## Task to carry out
Check every line of the material below for the string "this", and return the ones that have it.

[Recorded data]
━━━━━━

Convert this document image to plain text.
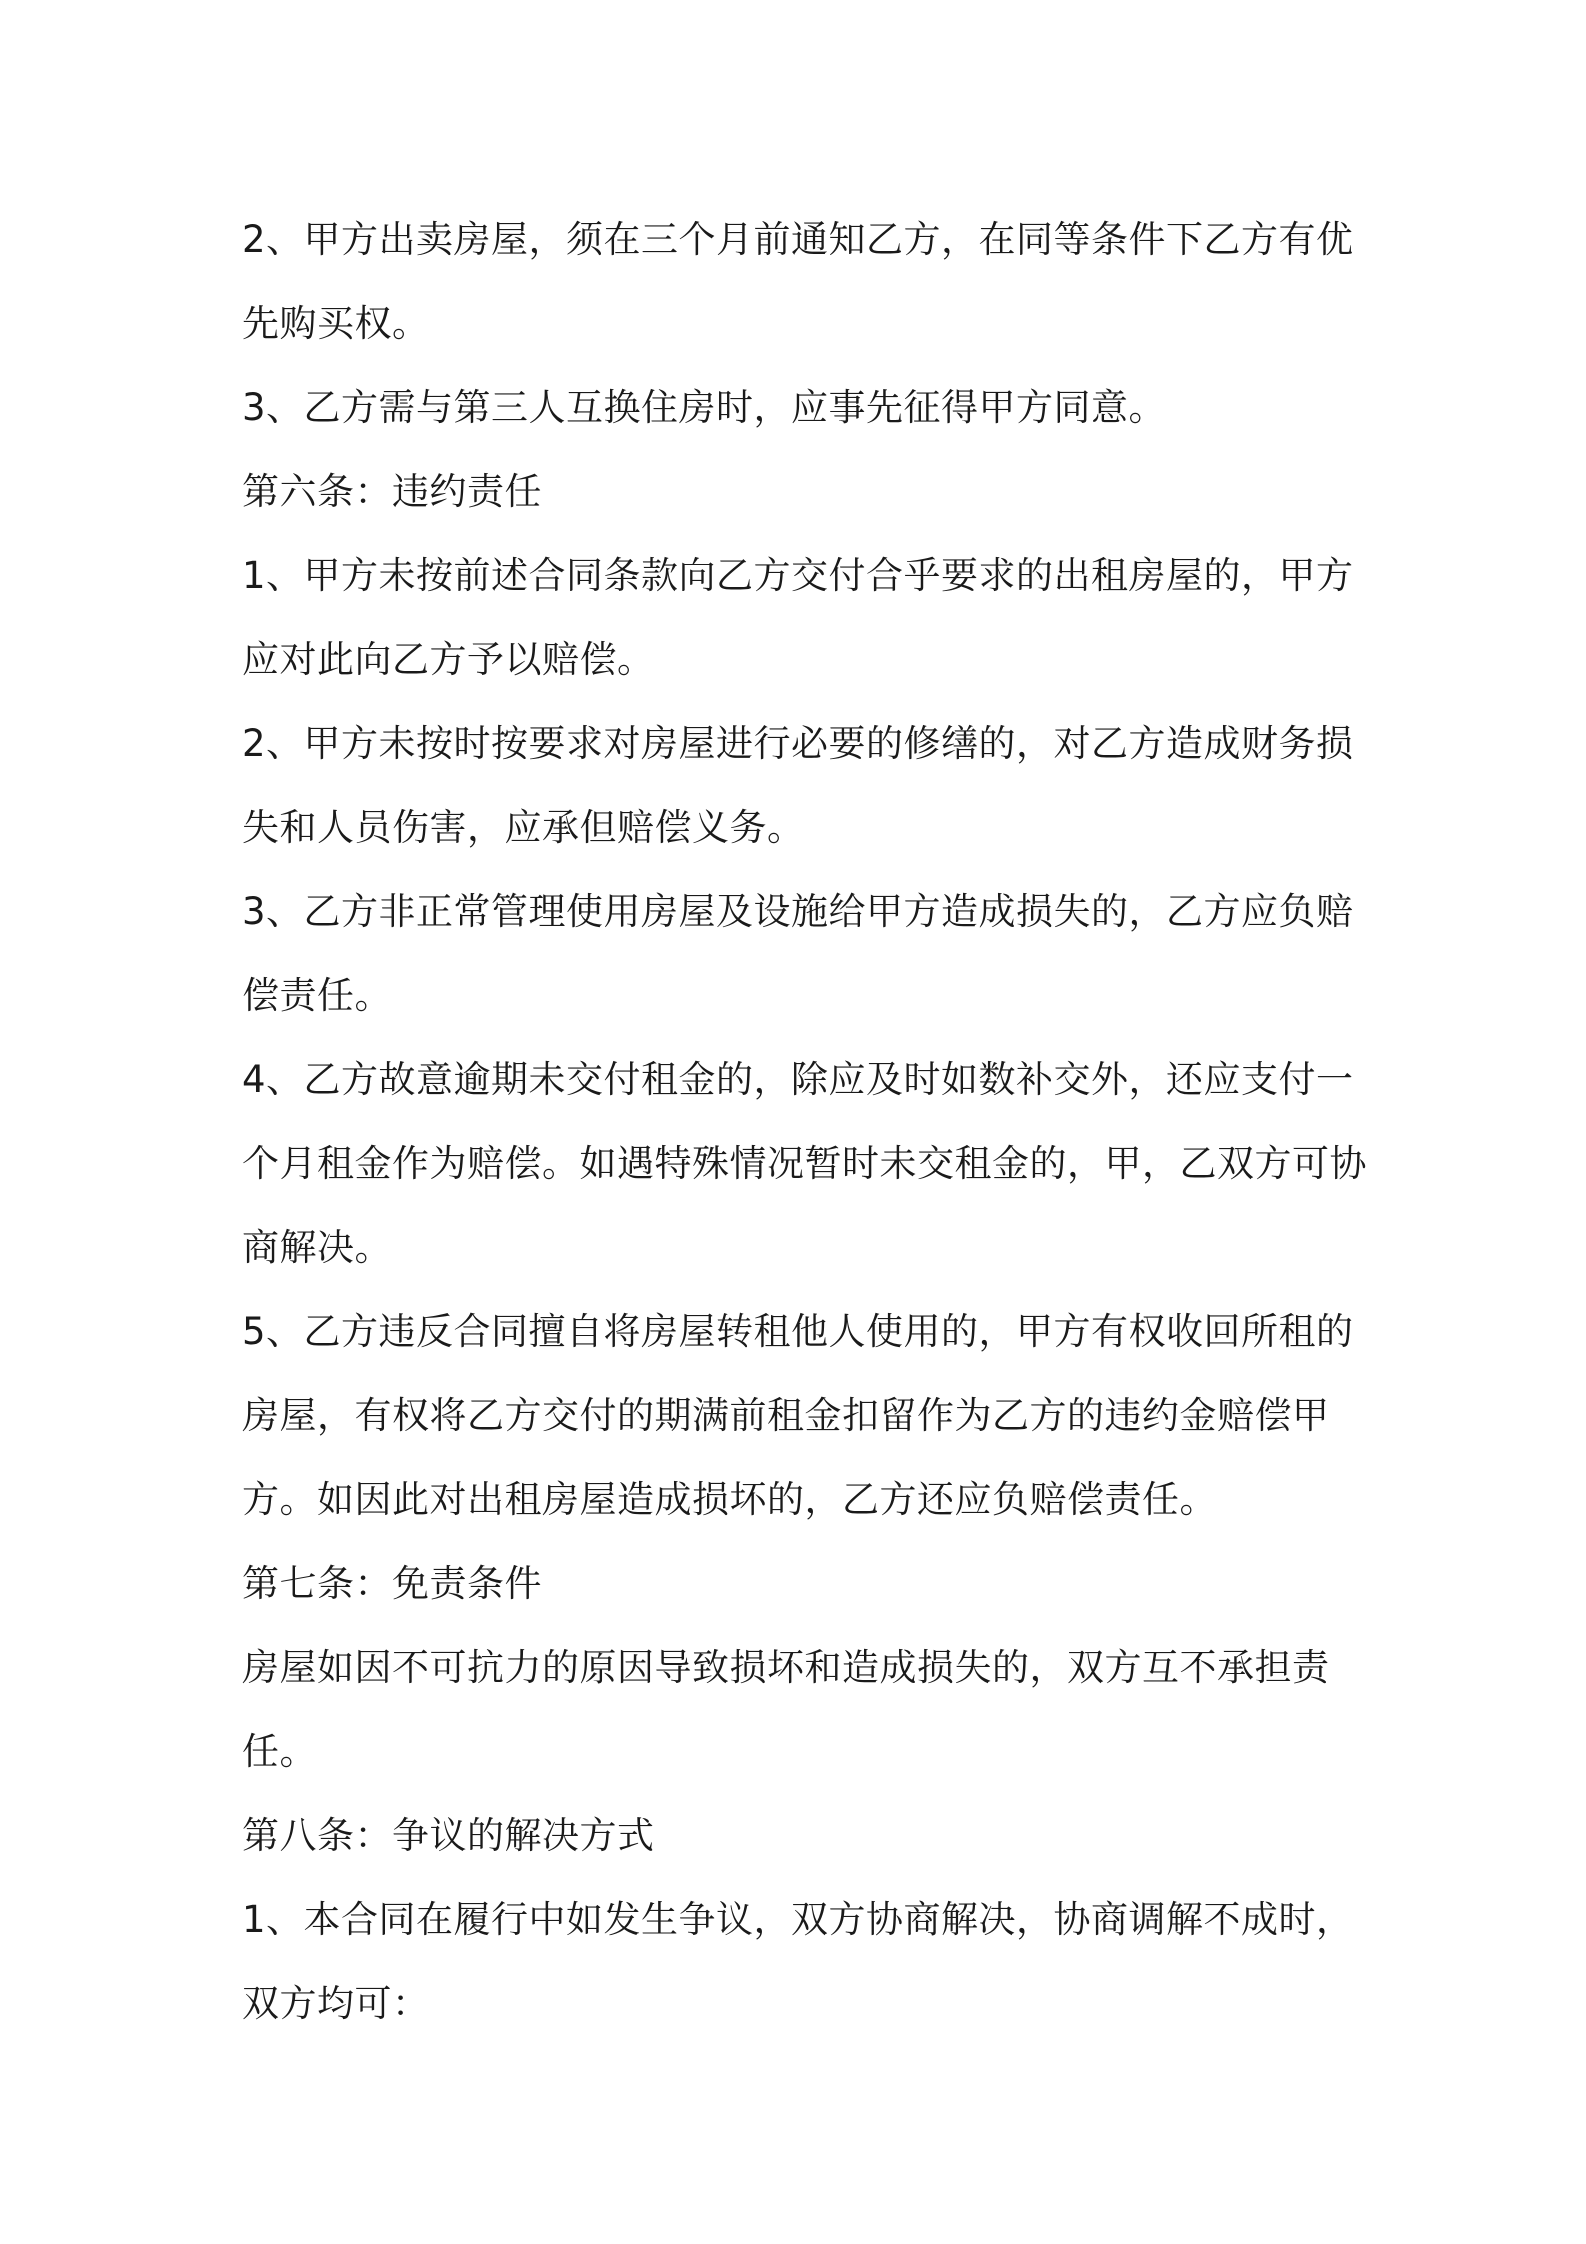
2、甲方出卖房屋，须在三个月前通知乙方，在同等条件下乙方有优
先购买权。
3、乙方需与第三人互换住房时，应事先征得甲方同意。
第六条：违约责任
1、甲方未按前述合同条款向乙方交付合乎要求的出租房屋的，甲方
应对此向乙方予以赔偿。
2、甲方未按时按要求对房屋进行必要的修缮的，对乙方造成财务损
失和人员伤害，应承但赔偿义务。
3、乙方非正常管理使用房屋及设施给甲方造成损失的，乙方应负赔
偿责任。
4、乙方故意逾期未交付租金的，除应及时如数补交外，还应支付一
个月租金作为赔偿。如遇特殊情况暂时未交租金的，甲，乙双方可协
商解决。
5、乙方违反合同擅自将房屋转租他人使用的，甲方有权收回所租的
房屋，有权将乙方交付的期满前租金扣留作为乙方的违约金赔偿甲
方。如因此对出租房屋造成损坏的，乙方还应负赔偿责任。
第七条：免责条件
房屋如因不可抗力的原因导致损坏和造成损失的，双方互不承担责
任。
第八条：争议的解决方式
1、本合同在履行中如发生争议，双方协商解决，协商调解不成时，
双方均可：
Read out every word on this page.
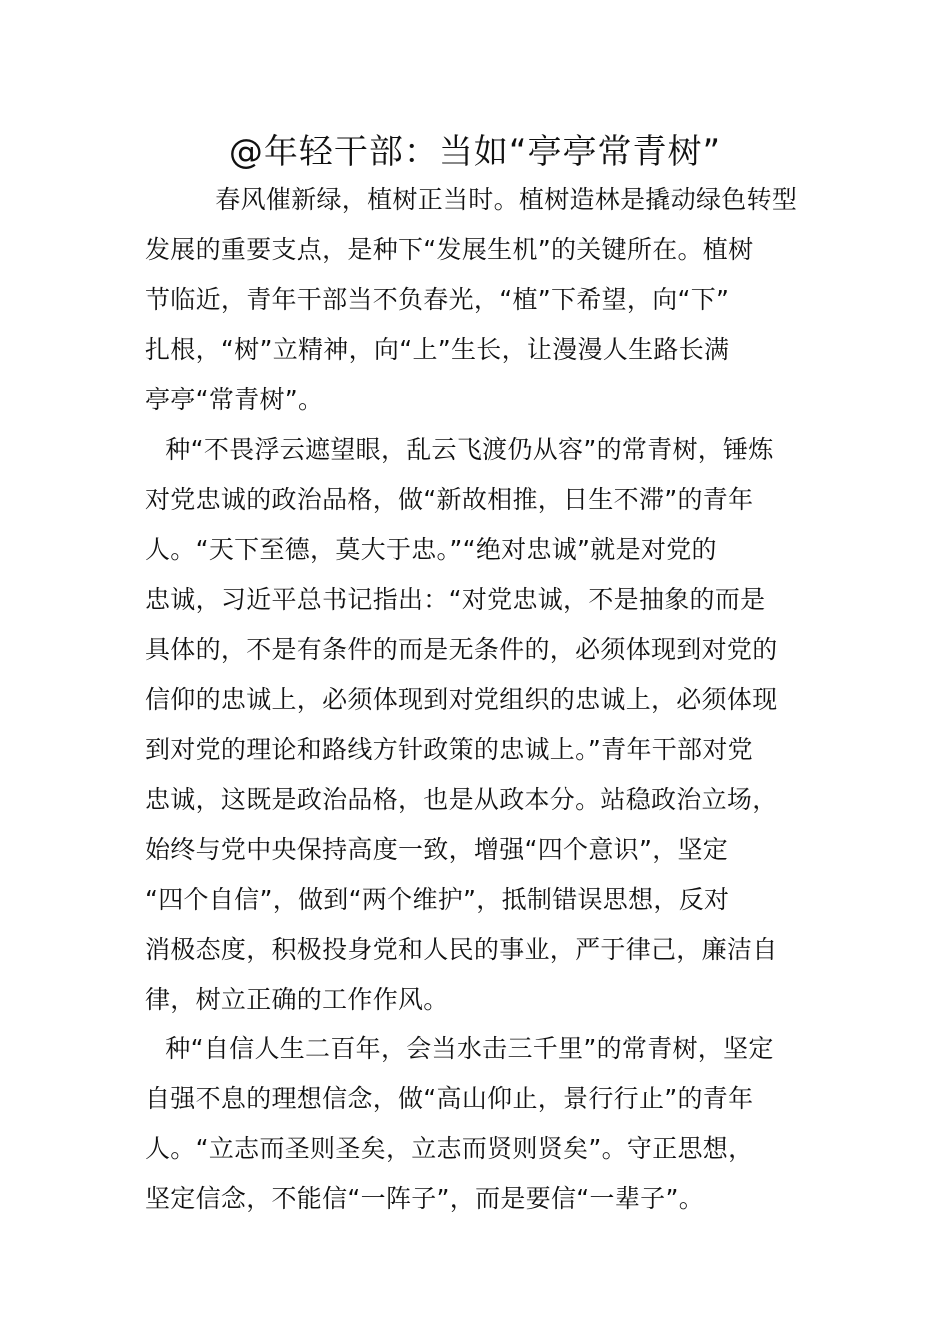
@年轻干部：当如“亭亭常青树”
　春风催新绿，植树正当时。植树造林是撬动绿色转型
发展的重要支点，是种下“发展生机”的关键所在。植树
节临近，青年干部当不负春光，“植”下希望，向“下”
扎根，“树”立精神，向“上”生长，让漫漫人生路长满
亭亭“常青树”。
　种“不畏浮云遮望眼，乱云飞渡仍从容”的常青树，锤炼
对党忠诚的政治品格，做“新故相推，日生不滞”的青年
人。“天下至德，莫大于忠。”“绝对忠诚”就是对党的
忠诚，习近平总书记指出：“对党忠诚，不是抽象的而是
具体的，不是有条件的而是无条件的，必须体现到对党的
信仰的忠诚上，必须体现到对党组织的忠诚上，必须体现
到对党的理论和路线方针政策的忠诚上。”青年干部对党
忠诚，这既是政治品格，也是从政本分。站稳政治立场，
始终与党中央保持高度一致，增强“四个意识”，坚定
“四个自信”，做到“两个维护”，抵制错误思想，反对
消极态度，积极投身党和人民的事业，严于律己，廉洁自
律，树立正确的工作作风。
　种“自信人生二百年，会当水击三千里”的常青树，坚定
自强不息的理想信念，做“高山仰止，景行行止”的青年
人。“立志而圣则圣矣，立志而贤则贤矣”。守正思想，
坚定信念，不能信“一阵子”，而是要信“一辈子”。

━━━━━━

## Exercise response
Convert this document image to plain text.
Read out every word on this page.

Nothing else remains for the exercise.